■ **Set problem**
Give the count of lines in the data that include the string "from", with no added remarks.

■ **Data for this exercise**
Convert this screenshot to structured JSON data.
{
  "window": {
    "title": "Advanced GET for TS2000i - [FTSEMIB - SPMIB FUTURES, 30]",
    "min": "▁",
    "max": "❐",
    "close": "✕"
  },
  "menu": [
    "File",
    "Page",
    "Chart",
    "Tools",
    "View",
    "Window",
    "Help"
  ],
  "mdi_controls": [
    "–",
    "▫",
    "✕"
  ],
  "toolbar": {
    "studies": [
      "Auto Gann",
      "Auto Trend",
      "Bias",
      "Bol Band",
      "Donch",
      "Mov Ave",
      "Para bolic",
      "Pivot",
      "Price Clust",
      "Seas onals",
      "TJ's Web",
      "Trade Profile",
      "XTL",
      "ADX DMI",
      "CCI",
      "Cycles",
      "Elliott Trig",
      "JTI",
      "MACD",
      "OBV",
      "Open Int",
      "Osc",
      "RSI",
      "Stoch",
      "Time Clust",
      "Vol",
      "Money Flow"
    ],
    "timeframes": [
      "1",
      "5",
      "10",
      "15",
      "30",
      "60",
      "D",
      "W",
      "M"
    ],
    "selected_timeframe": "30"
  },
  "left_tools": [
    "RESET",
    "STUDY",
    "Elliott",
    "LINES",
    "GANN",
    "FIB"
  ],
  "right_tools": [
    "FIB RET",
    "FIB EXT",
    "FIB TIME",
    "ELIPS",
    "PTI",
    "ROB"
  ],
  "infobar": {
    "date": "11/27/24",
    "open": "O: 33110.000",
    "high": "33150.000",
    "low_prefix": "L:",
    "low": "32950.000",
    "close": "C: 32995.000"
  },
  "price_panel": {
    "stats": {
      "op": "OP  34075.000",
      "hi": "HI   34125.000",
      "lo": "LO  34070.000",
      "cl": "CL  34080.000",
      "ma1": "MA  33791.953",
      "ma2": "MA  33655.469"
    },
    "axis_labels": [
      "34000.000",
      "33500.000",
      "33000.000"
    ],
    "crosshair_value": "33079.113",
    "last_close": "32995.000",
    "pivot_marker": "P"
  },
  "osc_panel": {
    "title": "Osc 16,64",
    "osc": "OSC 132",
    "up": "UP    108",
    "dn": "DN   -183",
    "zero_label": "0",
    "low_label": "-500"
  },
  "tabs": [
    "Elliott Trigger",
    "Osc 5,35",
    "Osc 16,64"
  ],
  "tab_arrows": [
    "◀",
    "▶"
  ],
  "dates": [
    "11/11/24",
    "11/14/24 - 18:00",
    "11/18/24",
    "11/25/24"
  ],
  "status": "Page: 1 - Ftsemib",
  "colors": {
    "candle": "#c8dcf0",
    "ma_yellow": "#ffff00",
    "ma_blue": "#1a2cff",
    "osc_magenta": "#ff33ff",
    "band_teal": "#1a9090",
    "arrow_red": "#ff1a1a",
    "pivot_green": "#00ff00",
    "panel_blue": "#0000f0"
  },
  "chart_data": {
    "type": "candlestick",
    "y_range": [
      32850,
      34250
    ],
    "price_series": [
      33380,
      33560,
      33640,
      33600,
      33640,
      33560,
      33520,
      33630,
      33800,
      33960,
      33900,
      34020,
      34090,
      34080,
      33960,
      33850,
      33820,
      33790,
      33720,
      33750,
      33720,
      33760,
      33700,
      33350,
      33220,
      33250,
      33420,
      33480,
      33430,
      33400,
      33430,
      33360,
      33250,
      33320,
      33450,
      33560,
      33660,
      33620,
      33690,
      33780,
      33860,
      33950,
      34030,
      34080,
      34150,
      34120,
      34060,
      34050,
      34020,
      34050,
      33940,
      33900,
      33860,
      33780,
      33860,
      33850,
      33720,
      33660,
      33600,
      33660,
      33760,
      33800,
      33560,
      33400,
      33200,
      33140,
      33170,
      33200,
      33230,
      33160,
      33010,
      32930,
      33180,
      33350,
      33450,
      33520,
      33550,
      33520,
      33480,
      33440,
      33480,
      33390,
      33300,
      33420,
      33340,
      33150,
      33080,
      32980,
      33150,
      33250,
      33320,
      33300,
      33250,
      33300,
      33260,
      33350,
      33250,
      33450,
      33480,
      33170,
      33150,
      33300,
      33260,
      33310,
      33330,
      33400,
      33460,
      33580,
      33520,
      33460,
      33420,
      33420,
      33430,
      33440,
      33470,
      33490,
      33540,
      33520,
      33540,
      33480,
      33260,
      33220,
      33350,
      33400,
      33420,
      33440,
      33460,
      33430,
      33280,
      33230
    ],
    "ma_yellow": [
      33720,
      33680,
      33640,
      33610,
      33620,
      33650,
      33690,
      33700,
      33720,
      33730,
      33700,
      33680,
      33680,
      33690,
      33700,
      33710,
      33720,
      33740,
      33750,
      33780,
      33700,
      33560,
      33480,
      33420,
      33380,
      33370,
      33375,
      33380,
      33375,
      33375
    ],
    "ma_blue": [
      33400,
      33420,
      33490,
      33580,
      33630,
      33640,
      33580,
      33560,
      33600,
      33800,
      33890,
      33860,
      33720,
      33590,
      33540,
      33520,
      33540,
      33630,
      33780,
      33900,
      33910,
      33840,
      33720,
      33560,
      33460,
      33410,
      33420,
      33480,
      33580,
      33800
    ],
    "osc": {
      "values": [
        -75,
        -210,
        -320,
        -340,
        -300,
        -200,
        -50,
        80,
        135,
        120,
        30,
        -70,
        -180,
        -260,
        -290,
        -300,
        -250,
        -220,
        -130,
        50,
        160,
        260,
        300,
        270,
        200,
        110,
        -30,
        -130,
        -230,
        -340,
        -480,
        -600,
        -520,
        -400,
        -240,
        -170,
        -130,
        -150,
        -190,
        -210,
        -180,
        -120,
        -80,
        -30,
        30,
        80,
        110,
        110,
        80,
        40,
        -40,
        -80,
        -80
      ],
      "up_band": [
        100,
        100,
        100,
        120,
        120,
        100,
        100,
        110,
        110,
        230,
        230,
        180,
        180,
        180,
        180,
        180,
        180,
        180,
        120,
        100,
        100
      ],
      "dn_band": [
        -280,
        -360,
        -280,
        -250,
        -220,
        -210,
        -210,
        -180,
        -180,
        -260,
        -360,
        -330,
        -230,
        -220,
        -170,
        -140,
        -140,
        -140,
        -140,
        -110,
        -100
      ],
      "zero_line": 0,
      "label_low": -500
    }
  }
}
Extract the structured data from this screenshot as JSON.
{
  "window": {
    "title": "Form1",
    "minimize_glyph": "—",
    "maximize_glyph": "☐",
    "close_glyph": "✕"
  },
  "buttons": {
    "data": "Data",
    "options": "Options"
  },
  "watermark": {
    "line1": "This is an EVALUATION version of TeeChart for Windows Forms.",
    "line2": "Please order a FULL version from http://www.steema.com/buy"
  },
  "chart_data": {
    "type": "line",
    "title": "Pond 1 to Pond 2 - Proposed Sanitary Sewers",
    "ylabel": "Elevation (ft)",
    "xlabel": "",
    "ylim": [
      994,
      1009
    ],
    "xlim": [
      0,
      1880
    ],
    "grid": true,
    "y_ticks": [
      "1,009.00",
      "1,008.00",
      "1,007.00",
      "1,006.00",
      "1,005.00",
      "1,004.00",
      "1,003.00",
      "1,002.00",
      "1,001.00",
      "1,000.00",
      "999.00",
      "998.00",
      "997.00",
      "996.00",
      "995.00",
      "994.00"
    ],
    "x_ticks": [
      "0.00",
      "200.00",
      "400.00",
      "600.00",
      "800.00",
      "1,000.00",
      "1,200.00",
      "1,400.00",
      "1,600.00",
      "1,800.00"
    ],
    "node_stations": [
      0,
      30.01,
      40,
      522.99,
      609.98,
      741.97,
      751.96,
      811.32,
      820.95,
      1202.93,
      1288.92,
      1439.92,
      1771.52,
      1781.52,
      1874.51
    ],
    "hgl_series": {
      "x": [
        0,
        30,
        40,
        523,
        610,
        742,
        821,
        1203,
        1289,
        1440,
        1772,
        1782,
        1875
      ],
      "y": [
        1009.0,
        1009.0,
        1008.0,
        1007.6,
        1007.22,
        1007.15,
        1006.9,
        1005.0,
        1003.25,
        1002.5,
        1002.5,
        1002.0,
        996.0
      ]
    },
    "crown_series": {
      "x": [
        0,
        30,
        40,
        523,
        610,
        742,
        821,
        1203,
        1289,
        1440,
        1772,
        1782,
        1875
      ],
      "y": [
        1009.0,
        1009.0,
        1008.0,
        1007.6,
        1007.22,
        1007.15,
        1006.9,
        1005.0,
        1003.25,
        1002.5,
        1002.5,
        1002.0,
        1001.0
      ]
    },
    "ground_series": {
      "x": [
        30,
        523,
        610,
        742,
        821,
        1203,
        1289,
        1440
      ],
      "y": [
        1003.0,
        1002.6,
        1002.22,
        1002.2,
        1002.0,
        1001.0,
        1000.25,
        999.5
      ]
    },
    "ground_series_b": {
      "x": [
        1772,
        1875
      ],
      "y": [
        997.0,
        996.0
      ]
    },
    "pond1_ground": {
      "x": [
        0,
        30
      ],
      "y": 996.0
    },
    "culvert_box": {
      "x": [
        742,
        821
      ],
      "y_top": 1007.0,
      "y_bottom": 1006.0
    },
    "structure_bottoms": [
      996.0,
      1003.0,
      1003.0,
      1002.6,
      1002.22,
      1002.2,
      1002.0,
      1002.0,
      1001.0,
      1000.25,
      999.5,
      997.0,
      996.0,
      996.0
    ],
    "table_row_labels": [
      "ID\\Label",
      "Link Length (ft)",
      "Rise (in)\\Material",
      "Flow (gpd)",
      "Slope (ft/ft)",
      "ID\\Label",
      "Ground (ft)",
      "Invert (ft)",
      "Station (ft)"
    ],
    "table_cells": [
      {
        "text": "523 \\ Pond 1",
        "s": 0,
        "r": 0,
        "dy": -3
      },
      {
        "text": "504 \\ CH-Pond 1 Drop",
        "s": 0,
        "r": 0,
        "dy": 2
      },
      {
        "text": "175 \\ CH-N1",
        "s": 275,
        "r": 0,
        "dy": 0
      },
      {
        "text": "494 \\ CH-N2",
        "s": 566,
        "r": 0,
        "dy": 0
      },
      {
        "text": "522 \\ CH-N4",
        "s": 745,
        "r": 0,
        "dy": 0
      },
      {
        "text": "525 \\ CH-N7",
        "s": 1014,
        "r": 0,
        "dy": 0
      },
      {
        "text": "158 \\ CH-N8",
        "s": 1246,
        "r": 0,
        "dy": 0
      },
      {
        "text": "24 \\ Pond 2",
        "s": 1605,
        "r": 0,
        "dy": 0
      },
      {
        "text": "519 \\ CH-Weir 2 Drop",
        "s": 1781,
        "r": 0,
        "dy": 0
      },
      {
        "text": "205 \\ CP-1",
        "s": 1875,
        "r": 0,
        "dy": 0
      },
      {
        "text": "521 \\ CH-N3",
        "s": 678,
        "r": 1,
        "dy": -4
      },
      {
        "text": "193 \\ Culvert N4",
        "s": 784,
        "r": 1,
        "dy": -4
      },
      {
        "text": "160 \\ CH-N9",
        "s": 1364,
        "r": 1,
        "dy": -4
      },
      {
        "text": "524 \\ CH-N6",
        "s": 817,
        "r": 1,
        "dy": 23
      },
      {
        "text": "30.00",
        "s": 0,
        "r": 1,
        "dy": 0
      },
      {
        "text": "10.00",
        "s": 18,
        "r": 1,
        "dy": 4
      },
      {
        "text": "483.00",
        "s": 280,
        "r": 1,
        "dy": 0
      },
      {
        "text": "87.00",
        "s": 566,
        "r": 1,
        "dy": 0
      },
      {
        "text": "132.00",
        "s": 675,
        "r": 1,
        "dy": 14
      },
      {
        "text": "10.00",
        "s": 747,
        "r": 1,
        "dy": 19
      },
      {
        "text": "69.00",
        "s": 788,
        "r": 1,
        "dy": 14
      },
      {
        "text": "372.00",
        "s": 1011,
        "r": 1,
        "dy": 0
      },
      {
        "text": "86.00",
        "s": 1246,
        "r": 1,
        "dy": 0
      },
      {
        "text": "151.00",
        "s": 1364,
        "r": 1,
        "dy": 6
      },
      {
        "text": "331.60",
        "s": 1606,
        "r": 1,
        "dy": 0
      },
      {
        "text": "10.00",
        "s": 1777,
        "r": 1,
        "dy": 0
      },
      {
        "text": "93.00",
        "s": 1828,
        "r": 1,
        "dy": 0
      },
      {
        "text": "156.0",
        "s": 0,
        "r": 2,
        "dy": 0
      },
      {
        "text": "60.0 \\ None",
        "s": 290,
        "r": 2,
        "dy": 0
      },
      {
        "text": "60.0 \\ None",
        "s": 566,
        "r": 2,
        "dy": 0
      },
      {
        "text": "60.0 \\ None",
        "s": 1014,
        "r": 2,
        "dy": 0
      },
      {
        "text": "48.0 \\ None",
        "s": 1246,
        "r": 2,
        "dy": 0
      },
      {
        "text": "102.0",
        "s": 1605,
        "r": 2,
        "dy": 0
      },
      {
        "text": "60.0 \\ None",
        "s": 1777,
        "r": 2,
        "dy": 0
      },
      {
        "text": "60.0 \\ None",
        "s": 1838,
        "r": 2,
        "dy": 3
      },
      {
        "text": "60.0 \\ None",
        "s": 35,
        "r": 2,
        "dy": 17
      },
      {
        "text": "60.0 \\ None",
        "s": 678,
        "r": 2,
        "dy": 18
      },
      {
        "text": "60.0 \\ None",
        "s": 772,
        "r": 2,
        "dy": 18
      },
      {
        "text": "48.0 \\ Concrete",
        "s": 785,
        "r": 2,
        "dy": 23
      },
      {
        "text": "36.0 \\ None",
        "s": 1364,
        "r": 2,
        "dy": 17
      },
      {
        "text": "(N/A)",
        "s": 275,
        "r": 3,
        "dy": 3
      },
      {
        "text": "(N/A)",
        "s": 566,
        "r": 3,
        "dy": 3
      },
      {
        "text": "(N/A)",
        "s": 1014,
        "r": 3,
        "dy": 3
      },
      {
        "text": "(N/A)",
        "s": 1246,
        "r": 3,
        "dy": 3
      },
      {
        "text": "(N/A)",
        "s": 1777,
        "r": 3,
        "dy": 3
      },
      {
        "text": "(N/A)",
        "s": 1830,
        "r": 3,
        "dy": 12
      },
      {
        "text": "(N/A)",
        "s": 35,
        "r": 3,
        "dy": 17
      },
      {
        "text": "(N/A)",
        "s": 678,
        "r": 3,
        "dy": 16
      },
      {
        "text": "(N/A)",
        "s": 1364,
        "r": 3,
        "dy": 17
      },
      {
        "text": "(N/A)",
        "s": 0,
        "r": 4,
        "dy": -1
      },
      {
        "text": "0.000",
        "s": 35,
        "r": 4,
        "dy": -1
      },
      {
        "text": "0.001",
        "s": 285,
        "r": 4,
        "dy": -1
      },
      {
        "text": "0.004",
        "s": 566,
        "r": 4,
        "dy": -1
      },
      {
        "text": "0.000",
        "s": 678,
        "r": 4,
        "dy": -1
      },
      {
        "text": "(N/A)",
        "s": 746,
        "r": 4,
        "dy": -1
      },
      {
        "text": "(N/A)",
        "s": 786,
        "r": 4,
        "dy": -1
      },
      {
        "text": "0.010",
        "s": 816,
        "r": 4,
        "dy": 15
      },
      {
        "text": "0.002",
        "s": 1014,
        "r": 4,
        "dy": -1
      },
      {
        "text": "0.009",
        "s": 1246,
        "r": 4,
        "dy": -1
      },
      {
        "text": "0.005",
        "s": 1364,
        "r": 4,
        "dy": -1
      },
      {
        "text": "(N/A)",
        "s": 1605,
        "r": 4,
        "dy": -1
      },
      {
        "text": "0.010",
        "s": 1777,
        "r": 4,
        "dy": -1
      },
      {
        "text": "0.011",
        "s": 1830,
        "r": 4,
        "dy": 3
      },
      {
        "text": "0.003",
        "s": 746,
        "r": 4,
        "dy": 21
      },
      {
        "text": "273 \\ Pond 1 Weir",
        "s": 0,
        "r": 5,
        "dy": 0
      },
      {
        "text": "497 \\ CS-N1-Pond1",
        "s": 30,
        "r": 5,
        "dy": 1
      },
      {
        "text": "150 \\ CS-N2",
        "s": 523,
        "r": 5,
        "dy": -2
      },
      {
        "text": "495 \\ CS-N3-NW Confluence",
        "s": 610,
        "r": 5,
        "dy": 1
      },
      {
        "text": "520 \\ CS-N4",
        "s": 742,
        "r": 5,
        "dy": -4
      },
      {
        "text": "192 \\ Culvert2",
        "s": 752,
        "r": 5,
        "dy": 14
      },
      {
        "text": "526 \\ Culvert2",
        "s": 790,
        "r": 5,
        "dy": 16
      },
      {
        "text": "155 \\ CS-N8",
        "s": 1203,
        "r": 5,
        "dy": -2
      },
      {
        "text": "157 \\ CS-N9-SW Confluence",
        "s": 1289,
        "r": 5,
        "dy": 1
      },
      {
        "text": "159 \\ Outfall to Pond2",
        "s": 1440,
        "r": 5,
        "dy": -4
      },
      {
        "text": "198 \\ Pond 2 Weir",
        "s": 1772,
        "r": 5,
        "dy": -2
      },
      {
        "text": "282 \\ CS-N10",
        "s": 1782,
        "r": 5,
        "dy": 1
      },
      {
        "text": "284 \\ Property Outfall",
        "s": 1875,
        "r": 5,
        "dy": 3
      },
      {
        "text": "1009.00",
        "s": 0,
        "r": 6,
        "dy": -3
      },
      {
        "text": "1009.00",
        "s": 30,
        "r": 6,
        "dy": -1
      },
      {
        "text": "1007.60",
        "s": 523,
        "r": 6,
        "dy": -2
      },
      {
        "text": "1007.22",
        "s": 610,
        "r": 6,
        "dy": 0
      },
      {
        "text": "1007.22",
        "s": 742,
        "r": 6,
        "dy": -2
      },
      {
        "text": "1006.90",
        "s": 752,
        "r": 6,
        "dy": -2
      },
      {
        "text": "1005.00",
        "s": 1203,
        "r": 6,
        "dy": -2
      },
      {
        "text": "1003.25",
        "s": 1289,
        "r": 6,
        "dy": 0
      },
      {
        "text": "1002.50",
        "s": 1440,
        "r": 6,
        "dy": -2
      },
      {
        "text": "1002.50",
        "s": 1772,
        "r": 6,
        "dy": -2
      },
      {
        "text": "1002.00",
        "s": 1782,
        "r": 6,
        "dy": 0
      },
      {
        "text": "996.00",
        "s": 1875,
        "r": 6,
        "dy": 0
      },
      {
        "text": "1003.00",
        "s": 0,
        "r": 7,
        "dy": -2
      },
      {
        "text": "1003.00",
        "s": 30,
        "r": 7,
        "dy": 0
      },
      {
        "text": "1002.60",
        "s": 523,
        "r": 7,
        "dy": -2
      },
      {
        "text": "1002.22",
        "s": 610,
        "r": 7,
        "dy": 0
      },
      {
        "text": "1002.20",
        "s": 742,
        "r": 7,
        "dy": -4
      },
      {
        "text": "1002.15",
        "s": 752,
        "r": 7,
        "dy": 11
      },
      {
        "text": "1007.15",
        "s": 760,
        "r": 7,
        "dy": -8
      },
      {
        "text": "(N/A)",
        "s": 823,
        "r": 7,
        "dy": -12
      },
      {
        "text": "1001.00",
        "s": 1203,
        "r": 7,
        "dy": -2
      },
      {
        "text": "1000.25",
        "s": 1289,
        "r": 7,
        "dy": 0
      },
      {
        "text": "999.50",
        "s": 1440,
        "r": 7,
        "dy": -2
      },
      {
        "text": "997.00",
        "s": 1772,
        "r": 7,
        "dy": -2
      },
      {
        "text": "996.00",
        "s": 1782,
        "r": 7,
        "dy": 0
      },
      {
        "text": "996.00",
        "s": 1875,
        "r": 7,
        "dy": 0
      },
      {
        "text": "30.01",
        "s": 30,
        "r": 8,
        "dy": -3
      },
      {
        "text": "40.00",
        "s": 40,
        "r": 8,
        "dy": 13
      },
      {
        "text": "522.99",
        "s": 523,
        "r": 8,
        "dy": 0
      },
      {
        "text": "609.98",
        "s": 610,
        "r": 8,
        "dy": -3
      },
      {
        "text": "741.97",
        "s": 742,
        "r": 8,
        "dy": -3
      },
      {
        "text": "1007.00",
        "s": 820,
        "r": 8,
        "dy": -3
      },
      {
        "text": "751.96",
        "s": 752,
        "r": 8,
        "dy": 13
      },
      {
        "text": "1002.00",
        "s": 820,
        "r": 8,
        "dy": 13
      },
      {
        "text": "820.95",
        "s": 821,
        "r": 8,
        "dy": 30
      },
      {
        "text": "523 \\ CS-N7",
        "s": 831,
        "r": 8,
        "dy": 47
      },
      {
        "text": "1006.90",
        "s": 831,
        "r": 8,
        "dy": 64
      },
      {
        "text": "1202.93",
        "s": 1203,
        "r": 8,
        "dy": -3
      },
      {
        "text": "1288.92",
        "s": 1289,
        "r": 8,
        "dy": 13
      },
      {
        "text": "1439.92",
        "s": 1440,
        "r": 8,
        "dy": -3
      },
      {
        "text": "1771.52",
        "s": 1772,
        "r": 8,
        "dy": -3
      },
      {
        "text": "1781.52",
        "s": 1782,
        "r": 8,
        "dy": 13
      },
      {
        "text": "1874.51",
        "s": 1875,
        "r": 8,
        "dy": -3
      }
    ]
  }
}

■ **Right answer**
2